__DATA SUPPLIED__.
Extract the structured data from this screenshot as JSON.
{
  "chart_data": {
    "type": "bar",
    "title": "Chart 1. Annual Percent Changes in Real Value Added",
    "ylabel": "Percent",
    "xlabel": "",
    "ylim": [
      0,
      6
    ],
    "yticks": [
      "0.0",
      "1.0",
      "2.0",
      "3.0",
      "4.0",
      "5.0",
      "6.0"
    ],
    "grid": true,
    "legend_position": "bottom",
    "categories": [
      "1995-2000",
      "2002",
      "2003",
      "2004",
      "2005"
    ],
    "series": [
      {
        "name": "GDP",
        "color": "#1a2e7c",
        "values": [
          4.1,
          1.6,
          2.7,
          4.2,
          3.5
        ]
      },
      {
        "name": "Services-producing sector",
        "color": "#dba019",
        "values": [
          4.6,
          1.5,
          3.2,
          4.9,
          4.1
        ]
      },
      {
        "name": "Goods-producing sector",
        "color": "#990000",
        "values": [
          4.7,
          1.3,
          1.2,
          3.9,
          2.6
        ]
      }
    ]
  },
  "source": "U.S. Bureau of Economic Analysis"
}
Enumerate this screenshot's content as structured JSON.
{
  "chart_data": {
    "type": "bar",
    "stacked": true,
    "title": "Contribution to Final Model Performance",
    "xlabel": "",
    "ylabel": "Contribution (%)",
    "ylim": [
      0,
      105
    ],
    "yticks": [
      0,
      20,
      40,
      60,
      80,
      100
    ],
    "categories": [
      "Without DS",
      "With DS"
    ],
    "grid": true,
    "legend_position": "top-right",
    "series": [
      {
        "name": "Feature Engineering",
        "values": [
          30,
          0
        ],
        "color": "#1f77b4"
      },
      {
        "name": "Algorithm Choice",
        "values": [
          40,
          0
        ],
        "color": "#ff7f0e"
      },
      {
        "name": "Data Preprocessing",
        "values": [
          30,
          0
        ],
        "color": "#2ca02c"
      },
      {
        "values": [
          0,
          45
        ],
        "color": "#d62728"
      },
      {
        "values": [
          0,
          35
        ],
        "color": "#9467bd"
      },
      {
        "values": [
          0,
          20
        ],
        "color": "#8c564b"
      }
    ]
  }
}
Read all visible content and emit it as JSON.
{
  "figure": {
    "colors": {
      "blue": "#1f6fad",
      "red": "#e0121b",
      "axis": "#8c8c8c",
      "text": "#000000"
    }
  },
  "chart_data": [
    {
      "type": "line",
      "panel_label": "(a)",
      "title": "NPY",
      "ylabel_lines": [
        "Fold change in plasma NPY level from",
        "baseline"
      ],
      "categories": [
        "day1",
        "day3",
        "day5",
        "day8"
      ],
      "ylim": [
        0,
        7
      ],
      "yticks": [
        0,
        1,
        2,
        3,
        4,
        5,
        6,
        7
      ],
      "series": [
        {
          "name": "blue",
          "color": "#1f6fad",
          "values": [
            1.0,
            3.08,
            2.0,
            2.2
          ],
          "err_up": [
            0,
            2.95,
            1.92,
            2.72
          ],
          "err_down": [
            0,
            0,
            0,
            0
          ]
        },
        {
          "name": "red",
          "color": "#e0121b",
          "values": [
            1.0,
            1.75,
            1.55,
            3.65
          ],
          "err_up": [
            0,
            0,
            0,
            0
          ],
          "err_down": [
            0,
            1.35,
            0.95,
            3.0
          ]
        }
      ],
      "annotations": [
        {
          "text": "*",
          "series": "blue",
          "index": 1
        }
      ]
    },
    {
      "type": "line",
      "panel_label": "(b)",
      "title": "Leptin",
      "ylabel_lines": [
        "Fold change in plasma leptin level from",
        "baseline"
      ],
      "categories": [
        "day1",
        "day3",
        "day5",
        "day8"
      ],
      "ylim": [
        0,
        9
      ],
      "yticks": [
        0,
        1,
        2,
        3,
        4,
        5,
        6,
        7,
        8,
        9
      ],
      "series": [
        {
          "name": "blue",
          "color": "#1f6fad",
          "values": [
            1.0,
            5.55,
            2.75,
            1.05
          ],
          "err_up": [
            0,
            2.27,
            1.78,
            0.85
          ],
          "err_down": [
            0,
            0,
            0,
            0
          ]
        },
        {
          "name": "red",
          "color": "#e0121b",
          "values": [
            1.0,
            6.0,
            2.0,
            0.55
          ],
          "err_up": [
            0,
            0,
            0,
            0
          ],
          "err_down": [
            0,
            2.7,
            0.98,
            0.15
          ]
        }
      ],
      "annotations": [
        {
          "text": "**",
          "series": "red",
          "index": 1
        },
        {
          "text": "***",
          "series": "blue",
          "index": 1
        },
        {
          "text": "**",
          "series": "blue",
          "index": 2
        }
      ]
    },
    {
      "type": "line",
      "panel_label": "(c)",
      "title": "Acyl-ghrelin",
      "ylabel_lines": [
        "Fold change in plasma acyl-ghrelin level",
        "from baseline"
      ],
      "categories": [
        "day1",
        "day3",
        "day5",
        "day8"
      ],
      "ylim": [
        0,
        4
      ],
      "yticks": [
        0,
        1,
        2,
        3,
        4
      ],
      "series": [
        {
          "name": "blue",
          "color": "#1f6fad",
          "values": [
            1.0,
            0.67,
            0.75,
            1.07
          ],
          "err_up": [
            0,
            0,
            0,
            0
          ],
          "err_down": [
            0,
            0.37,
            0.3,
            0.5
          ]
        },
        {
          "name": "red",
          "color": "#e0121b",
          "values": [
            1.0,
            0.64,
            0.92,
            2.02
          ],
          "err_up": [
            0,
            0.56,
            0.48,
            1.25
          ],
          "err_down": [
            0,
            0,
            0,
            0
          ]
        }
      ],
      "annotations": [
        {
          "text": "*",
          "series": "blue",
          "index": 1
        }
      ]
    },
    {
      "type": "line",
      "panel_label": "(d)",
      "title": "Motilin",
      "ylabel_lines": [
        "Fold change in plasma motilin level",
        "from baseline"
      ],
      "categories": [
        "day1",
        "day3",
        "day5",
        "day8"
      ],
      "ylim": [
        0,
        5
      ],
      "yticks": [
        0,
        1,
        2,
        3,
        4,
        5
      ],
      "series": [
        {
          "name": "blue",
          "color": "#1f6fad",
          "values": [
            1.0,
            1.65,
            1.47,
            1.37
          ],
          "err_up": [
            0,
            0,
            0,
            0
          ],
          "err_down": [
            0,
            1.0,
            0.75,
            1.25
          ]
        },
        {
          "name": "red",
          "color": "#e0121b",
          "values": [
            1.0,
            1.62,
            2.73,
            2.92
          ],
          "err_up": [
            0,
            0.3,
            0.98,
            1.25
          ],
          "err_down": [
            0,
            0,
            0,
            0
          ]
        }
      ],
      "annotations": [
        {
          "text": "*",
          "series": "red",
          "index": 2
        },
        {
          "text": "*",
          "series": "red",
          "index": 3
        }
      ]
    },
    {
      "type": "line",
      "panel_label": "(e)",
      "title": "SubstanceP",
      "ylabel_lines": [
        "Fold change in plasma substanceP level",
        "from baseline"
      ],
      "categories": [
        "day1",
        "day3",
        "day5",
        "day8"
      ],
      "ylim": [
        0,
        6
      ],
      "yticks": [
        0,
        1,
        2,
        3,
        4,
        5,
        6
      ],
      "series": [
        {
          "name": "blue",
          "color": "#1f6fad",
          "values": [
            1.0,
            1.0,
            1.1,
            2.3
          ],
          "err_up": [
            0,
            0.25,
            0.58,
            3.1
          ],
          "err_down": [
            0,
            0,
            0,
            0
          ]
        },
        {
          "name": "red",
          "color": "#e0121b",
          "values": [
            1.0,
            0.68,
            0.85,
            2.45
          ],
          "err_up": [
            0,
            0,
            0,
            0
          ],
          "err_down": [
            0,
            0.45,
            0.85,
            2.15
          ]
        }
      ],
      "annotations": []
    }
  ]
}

__GIVEN INSTRUCTION__. Output the entries verbatim.

__WRITTEN RESPONSE__.
Extract the structured data from this screenshot as JSON.
{
  "chart_data": {
    "type": "bar",
    "title": "Chart 1. Annual Percent Changes in Real Value Added",
    "ylabel": "Percent",
    "xlabel": "",
    "ylim": [
      0,
      6
    ],
    "yticks": [
      "0.0",
      "1.0",
      "2.0",
      "3.0",
      "4.0",
      "5.0",
      "6.0"
    ],
    "grid": true,
    "legend_position": "bottom",
    "categories": [
      "1995-2000",
      "2002",
      "2003",
      "2004",
      "2005"
    ],
    "series": [
      {
        "name": "GDP",
        "color": "#1a2e7c",
        "values": [
          4.1,
          1.6,
          2.7,
          4.2,
          3.5
        ]
      },
      {
        "name": "Services-producing sector",
        "color": "#dba019",
        "values": [
          4.6,
          1.5,
          3.2,
          4.9,
          4.1
        ]
      },
      {
        "name": "Goods-producing sector",
        "color": "#990000",
        "values": [
          4.7,
          1.3,
          1.2,
          3.9,
          2.6
        ]
      }
    ]
  },
  "source": "U.S. Bureau of Economic Analysis"
}
Enumerate this screenshot's content as structured JSON.
{
  "chart_data": {
    "type": "bar",
    "stacked": true,
    "title": "Contribution to Final Model Performance",
    "xlabel": "",
    "ylabel": "Contribution (%)",
    "ylim": [
      0,
      105
    ],
    "yticks": [
      0,
      20,
      40,
      60,
      80,
      100
    ],
    "categories": [
      "Without DS",
      "With DS"
    ],
    "grid": true,
    "legend_position": "top-right",
    "series": [
      {
        "name": "Feature Engineering",
        "values": [
          30,
          0
        ],
        "color": "#1f77b4"
      },
      {
        "name": "Algorithm Choice",
        "values": [
          40,
          0
        ],
        "color": "#ff7f0e"
      },
      {
        "name": "Data Preprocessing",
        "values": [
          30,
          0
        ],
        "color": "#2ca02c"
      },
      {
        "values": [
          0,
          45
        ],
        "color": "#d62728"
      },
      {
        "values": [
          0,
          35
        ],
        "color": "#9467bd"
      },
      {
        "values": [
          0,
          20
        ],
        "color": "#8c564b"
      }
    ]
  }
}
Read all visible content and emit it as JSON.
{
  "figure": {
    "colors": {
      "blue": "#1f6fad",
      "red": "#e0121b",
      "axis": "#8c8c8c",
      "text": "#000000"
    }
  },
  "chart_data": [
    {
      "type": "line",
      "panel_label": "(a)",
      "title": "NPY",
      "ylabel_lines": [
        "Fold change in plasma NPY level from",
        "baseline"
      ],
      "categories": [
        "day1",
        "day3",
        "day5",
        "day8"
      ],
      "ylim": [
        0,
        7
      ],
      "yticks": [
        0,
        1,
        2,
        3,
        4,
        5,
        6,
        7
      ],
      "series": [
        {
          "name": "blue",
          "color": "#1f6fad",
          "values": [
            1.0,
            3.08,
            2.0,
            2.2
          ],
          "err_up": [
            0,
            2.95,
            1.92,
            2.72
          ],
          "err_down": [
            0,
            0,
            0,
            0
          ]
        },
        {
          "name": "red",
          "color": "#e0121b",
          "values": [
            1.0,
            1.75,
            1.55,
            3.65
          ],
          "err_up": [
            0,
            0,
            0,
            0
          ],
          "err_down": [
            0,
            1.35,
            0.95,
            3.0
          ]
        }
      ],
      "annotations": [
        {
          "text": "*",
          "series": "blue",
          "index": 1
        }
      ]
    },
    {
      "type": "line",
      "panel_label": "(b)",
      "title": "Leptin",
      "ylabel_lines": [
        "Fold change in plasma leptin level from",
        "baseline"
      ],
      "categories": [
        "day1",
        "day3",
        "day5",
        "day8"
      ],
      "ylim": [
        0,
        9
      ],
      "yticks": [
        0,
        1,
        2,
        3,
        4,
        5,
        6,
        7,
        8,
        9
      ],
      "series": [
        {
          "name": "blue",
          "color": "#1f6fad",
          "values": [
            1.0,
            5.55,
            2.75,
            1.05
          ],
          "err_up": [
            0,
            2.27,
            1.78,
            0.85
          ],
          "err_down": [
            0,
            0,
            0,
            0
          ]
        },
        {
          "name": "red",
          "color": "#e0121b",
          "values": [
            1.0,
            6.0,
            2.0,
            0.55
          ],
          "err_up": [
            0,
            0,
            0,
            0
          ],
          "err_down": [
            0,
            2.7,
            0.98,
            0.15
          ]
        }
      ],
      "annotations": [
        {
          "text": "**",
          "series": "red",
          "index": 1
        },
        {
          "text": "***",
          "series": "blue",
          "index": 1
        },
        {
          "text": "**",
          "series": "blue",
          "index": 2
        }
      ]
    },
    {
      "type": "line",
      "panel_label": "(c)",
      "title": "Acyl-ghrelin",
      "ylabel_lines": [
        "Fold change in plasma acyl-ghrelin level",
        "from baseline"
      ],
      "categories": [
        "day1",
        "day3",
        "day5",
        "day8"
      ],
      "ylim": [
        0,
        4
      ],
      "yticks": [
        0,
        1,
        2,
        3,
        4
      ],
      "series": [
        {
          "name": "blue",
          "color": "#1f6fad",
          "values": [
            1.0,
            0.67,
            0.75,
            1.07
          ],
          "err_up": [
            0,
            0,
            0,
            0
          ],
          "err_down": [
            0,
            0.37,
            0.3,
            0.5
          ]
        },
        {
          "name": "red",
          "color": "#e0121b",
          "values": [
            1.0,
            0.64,
            0.92,
            2.02
          ],
          "err_up": [
            0,
            0.56,
            0.48,
            1.25
          ],
          "err_down": [
            0,
            0,
            0,
            0
          ]
        }
      ],
      "annotations": [
        {
          "text": "*",
          "series": "blue",
          "index": 1
        }
      ]
    },
    {
      "type": "line",
      "panel_label": "(d)",
      "title": "Motilin",
      "ylabel_lines": [
        "Fold change in plasma motilin level",
        "from baseline"
      ],
      "categories": [
        "day1",
        "day3",
        "day5",
        "day8"
      ],
      "ylim": [
        0,
        5
      ],
      "yticks": [
        0,
        1,
        2,
        3,
        4,
        5
      ],
      "series": [
        {
          "name": "blue",
          "color": "#1f6fad",
          "values": [
            1.0,
            1.65,
            1.47,
            1.37
          ],
          "err_up": [
            0,
            0,
            0,
            0
          ],
          "err_down": [
            0,
            1.0,
            0.75,
            1.25
          ]
        },
        {
          "name": "red",
          "color": "#e0121b",
          "values": [
            1.0,
            1.62,
            2.73,
            2.92
          ],
          "err_up": [
            0,
            0.3,
            0.98,
            1.25
          ],
          "err_down": [
            0,
            0,
            0,
            0
          ]
        }
      ],
      "annotations": [
        {
          "text": "*",
          "series": "red",
          "index": 2
        },
        {
          "text": "*",
          "series": "red",
          "index": 3
        }
      ]
    },
    {
      "type": "line",
      "panel_label": "(e)",
      "title": "SubstanceP",
      "ylabel_lines": [
        "Fold change in plasma substanceP level",
        "from baseline"
      ],
      "categories": [
        "day1",
        "day3",
        "day5",
        "day8"
      ],
      "ylim": [
        0,
        6
      ],
      "yticks": [
        0,
        1,
        2,
        3,
        4,
        5,
        6
      ],
      "series": [
        {
          "name": "blue",
          "color": "#1f6fad",
          "values": [
            1.0,
            1.0,
            1.1,
            2.3
          ],
          "err_up": [
            0,
            0.25,
            0.58,
            3.1
          ],
          "err_down": [
            0,
            0,
            0,
            0
          ]
        },
        {
          "name": "red",
          "color": "#e0121b",
          "values": [
            1.0,
            0.68,
            0.85,
            2.45
          ],
          "err_up": [
            0,
            0,
            0,
            0
          ],
          "err_down": [
            0,
            0.45,
            0.85,
            2.15
          ]
        }
      ],
      "annotations": []
    }
  ]
}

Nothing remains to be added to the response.